Exercise — Report how many lines of the entries below contain the word "Back", and nothing more.

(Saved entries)
--
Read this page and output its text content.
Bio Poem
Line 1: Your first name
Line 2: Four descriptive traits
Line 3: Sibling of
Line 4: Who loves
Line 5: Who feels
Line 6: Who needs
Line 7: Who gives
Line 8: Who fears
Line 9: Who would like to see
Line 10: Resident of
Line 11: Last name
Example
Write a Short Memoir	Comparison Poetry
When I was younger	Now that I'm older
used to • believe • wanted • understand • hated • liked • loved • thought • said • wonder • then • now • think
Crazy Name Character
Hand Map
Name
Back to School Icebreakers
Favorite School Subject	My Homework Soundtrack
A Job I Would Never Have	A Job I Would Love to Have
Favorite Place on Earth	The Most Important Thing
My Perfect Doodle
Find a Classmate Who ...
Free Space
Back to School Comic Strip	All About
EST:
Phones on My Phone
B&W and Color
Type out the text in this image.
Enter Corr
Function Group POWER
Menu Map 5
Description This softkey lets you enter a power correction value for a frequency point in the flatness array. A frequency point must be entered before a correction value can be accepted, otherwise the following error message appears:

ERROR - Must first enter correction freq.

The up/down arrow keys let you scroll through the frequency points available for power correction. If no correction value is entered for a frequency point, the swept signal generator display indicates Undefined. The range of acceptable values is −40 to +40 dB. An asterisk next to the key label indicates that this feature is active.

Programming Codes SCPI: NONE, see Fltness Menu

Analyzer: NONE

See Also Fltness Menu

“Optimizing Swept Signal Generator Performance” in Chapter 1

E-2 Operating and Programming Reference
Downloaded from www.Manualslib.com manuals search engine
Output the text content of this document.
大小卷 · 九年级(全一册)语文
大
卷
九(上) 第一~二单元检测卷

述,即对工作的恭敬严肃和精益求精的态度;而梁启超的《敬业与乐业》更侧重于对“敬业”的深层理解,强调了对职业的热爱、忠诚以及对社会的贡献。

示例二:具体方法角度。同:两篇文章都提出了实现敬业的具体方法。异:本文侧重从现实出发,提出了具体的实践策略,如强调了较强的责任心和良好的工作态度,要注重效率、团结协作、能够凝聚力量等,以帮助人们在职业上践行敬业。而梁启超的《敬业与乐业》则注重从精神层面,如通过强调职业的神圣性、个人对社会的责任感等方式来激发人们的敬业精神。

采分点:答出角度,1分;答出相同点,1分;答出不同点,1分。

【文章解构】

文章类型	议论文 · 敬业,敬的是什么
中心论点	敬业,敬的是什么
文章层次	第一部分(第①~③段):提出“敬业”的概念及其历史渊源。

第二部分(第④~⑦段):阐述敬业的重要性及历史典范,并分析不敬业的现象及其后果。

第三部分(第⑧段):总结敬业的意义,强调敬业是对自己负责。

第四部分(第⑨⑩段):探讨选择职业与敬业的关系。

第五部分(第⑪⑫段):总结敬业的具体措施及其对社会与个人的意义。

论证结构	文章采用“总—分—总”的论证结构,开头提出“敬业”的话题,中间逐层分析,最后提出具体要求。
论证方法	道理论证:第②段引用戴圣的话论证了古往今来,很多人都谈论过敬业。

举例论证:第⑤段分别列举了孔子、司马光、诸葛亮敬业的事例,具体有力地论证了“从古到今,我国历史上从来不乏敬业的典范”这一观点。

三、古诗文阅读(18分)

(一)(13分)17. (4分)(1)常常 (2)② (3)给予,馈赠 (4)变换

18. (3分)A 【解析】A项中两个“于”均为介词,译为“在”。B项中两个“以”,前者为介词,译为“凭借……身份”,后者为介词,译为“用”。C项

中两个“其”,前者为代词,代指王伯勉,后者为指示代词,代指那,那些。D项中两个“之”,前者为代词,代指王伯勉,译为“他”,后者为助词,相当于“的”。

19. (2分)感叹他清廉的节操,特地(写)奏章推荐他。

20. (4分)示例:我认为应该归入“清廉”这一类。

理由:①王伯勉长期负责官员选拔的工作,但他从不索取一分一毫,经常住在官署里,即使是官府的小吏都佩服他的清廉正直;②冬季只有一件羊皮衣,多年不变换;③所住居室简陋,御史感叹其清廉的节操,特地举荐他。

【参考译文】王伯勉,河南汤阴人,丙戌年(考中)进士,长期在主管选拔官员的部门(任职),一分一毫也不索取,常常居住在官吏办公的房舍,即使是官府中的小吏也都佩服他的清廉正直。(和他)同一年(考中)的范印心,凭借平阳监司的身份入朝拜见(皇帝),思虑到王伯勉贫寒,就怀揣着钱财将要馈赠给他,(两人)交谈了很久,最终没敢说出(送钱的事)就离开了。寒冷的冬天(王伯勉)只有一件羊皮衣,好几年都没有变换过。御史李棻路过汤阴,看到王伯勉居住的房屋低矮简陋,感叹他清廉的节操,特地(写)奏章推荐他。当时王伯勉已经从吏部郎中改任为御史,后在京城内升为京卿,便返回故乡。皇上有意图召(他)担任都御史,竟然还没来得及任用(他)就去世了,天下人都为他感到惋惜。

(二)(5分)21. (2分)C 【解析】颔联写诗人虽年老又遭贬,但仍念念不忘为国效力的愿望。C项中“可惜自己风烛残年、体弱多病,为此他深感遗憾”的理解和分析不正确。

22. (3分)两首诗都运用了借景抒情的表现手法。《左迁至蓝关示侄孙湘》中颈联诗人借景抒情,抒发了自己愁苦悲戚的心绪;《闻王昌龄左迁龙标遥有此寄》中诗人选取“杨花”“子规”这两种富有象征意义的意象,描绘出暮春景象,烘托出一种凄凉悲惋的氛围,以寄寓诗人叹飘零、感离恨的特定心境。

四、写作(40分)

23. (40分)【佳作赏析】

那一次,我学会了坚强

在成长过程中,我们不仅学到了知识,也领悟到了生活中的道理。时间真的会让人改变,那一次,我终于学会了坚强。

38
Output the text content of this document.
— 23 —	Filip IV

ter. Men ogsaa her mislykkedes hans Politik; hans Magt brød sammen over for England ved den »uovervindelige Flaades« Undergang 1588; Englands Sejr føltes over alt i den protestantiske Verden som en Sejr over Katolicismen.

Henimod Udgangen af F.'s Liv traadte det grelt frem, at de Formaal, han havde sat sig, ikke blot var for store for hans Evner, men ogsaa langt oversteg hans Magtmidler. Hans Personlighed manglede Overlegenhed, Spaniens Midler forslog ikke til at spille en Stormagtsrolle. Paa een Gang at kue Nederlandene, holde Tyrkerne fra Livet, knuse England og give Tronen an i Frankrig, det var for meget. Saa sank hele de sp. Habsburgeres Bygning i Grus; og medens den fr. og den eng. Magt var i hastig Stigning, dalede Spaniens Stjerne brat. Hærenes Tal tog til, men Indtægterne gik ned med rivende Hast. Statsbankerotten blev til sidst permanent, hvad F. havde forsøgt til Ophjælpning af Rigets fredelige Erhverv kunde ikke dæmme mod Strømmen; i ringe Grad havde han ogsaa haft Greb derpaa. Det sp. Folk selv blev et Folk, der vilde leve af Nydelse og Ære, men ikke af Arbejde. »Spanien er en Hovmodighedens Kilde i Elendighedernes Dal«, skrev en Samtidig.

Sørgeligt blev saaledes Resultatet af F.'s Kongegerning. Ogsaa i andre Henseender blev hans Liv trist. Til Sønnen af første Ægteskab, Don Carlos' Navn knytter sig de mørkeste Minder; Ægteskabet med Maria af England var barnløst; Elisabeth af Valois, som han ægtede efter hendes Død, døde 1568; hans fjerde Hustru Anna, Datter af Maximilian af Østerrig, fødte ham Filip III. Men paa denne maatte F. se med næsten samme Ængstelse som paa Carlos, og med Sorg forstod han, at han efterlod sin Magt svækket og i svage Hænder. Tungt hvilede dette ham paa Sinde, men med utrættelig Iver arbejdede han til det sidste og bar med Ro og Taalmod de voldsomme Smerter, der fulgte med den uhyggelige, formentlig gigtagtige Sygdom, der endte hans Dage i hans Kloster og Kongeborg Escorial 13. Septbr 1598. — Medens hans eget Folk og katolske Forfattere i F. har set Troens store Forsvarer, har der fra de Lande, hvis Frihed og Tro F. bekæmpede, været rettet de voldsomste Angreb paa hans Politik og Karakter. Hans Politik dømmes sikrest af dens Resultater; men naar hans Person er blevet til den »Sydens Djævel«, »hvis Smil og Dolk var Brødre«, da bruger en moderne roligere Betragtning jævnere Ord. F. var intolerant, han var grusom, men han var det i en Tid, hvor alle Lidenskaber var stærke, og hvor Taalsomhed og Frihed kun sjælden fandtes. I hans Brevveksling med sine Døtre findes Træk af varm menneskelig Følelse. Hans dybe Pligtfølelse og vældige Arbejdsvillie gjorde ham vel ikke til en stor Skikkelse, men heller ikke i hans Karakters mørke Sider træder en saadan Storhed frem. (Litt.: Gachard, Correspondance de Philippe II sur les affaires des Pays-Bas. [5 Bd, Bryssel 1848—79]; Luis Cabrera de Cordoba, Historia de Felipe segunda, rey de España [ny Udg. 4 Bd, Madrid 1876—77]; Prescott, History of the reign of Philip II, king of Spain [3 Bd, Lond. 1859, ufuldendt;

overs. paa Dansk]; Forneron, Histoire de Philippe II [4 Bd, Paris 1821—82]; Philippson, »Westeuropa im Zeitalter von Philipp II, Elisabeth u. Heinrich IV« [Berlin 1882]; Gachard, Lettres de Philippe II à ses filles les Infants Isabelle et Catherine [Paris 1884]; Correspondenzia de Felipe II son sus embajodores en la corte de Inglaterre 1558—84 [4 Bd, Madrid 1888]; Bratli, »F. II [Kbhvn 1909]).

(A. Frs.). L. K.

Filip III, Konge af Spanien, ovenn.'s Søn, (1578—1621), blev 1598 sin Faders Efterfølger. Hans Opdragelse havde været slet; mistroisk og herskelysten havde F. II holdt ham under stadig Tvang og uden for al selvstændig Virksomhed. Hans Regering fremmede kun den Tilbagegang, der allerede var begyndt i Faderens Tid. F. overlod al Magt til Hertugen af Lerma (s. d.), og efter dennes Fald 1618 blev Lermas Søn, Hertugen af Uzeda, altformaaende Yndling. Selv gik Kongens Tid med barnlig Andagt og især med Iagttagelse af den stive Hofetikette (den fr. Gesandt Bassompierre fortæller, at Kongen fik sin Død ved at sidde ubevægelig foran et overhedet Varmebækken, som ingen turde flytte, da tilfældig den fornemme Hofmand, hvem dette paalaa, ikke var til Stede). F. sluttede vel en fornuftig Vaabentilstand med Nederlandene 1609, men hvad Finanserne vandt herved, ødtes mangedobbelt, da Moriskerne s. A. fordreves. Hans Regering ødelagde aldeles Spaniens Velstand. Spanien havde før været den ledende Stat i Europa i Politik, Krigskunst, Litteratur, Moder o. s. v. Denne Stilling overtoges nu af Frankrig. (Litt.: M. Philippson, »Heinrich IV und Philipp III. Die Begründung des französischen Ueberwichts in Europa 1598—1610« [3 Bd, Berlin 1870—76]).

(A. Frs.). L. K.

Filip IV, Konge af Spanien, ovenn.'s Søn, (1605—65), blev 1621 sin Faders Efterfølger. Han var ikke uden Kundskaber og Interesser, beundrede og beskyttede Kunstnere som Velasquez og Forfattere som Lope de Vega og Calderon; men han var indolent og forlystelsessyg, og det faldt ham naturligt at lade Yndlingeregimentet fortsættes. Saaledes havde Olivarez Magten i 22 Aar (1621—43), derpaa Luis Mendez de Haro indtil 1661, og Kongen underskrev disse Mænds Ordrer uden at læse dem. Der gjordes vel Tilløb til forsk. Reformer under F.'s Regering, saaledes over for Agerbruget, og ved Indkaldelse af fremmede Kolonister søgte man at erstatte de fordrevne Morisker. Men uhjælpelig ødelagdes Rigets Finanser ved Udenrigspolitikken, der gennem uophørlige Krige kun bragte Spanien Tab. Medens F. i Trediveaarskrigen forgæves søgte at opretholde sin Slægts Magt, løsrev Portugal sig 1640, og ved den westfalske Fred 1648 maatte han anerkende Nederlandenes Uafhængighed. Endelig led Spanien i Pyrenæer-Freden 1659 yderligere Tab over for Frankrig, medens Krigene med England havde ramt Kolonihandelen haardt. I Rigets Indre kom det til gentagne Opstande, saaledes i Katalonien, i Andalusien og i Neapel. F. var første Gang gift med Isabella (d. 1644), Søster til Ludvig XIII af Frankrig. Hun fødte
--
Finished exercise — 2